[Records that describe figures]
________

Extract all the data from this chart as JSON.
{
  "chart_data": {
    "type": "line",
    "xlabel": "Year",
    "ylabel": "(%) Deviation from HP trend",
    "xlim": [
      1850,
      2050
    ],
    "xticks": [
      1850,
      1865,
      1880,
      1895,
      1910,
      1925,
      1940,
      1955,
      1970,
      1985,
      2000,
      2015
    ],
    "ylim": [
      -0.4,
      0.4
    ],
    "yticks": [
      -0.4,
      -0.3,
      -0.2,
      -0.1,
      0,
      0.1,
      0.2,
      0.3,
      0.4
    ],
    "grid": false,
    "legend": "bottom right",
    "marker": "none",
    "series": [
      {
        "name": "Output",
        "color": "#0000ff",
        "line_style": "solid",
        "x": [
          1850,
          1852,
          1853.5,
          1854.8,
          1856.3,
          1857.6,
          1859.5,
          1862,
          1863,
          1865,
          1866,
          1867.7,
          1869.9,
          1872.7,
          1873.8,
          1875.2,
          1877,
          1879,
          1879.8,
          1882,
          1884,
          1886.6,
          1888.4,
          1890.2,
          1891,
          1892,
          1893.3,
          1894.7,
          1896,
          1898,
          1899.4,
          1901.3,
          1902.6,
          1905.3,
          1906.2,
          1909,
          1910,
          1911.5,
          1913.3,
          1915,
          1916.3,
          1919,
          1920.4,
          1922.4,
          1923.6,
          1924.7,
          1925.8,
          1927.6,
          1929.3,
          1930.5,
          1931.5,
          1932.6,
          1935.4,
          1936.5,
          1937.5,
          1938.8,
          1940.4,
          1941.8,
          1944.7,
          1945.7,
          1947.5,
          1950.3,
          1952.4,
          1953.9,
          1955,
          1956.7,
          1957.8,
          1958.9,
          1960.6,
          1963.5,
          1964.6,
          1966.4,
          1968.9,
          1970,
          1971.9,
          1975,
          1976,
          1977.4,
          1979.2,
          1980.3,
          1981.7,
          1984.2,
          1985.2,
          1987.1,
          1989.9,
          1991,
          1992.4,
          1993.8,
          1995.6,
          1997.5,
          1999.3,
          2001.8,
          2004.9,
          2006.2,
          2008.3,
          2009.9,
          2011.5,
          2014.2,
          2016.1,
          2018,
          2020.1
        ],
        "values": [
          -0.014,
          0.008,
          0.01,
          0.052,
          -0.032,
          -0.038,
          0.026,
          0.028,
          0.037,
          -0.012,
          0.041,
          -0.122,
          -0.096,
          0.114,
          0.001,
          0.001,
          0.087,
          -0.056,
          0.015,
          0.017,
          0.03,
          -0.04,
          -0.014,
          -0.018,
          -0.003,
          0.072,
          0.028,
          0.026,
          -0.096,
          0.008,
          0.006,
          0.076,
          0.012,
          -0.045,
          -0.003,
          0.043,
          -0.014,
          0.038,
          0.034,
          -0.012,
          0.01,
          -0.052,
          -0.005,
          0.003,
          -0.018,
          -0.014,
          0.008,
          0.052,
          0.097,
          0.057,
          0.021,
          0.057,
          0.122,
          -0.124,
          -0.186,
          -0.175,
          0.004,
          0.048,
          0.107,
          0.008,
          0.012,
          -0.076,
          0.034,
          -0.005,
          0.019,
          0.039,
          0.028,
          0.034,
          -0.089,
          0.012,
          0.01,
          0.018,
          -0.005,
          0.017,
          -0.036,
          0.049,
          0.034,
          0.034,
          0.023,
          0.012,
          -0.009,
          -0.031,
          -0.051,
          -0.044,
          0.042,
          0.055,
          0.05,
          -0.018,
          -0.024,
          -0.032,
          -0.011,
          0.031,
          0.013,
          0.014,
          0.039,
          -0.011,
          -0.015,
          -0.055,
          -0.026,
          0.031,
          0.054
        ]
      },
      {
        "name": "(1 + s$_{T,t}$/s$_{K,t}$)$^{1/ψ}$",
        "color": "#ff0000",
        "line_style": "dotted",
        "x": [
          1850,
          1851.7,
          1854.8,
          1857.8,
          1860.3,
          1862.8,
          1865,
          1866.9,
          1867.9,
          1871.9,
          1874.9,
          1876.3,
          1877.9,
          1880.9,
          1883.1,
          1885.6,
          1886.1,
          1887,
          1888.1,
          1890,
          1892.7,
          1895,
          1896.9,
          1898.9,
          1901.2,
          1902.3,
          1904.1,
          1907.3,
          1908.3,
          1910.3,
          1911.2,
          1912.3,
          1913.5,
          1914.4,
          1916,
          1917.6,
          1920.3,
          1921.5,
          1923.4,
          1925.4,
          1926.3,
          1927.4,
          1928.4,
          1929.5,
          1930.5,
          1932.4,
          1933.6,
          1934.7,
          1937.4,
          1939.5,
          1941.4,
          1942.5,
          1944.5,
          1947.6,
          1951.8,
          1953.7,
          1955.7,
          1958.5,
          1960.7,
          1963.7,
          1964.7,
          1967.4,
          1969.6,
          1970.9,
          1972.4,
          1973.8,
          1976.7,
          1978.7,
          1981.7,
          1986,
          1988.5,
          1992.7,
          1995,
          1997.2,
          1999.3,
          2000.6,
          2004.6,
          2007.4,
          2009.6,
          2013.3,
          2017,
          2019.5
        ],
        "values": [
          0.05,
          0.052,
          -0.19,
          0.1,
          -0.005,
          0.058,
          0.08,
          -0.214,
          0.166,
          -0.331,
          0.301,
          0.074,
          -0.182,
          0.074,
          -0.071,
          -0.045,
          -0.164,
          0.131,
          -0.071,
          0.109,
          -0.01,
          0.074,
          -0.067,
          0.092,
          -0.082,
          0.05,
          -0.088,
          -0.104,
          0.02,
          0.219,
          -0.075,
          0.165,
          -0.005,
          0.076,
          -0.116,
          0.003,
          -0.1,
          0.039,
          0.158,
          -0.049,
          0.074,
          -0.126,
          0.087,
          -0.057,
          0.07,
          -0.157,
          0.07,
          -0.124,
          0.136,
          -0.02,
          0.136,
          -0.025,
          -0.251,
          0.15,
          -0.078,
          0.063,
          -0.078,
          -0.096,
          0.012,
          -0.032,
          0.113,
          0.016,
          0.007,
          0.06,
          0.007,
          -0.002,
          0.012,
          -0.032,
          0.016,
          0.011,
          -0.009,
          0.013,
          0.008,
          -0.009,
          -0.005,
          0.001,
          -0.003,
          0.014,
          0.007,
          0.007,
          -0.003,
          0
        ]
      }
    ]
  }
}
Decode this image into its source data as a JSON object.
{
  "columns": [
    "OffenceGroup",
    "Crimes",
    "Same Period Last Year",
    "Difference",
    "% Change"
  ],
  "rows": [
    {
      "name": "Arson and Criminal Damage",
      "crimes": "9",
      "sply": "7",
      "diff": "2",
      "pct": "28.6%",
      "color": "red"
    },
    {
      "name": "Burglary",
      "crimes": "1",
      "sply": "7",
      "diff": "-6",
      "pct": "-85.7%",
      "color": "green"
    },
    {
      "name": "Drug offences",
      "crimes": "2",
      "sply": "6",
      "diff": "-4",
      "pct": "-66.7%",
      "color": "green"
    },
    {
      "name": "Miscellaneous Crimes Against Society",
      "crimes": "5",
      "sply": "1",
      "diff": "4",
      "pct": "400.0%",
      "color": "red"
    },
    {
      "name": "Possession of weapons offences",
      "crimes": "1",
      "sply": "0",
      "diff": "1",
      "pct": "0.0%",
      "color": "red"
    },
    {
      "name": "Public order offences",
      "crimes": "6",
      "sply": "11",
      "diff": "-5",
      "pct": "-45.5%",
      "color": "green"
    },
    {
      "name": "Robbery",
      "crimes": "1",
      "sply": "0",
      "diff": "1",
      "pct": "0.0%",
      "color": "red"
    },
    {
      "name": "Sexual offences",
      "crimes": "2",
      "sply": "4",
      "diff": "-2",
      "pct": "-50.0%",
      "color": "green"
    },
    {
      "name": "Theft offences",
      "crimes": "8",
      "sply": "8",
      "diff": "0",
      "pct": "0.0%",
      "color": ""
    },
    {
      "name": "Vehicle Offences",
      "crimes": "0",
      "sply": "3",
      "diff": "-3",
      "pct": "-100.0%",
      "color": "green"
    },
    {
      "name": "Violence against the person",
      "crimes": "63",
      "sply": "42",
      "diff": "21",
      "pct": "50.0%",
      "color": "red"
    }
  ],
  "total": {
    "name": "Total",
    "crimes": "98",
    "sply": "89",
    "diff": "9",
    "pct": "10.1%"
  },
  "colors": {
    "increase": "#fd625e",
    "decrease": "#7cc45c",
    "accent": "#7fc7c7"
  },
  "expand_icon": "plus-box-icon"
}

________

▸ WHAT IS NEEDED
Gather every line from the listing above in which "this" appears, and copy those lines.

▸ EXPECTED OUTPUT
Extract all the data from this chart as JSON.
Decode this image into its source data as a JSON object.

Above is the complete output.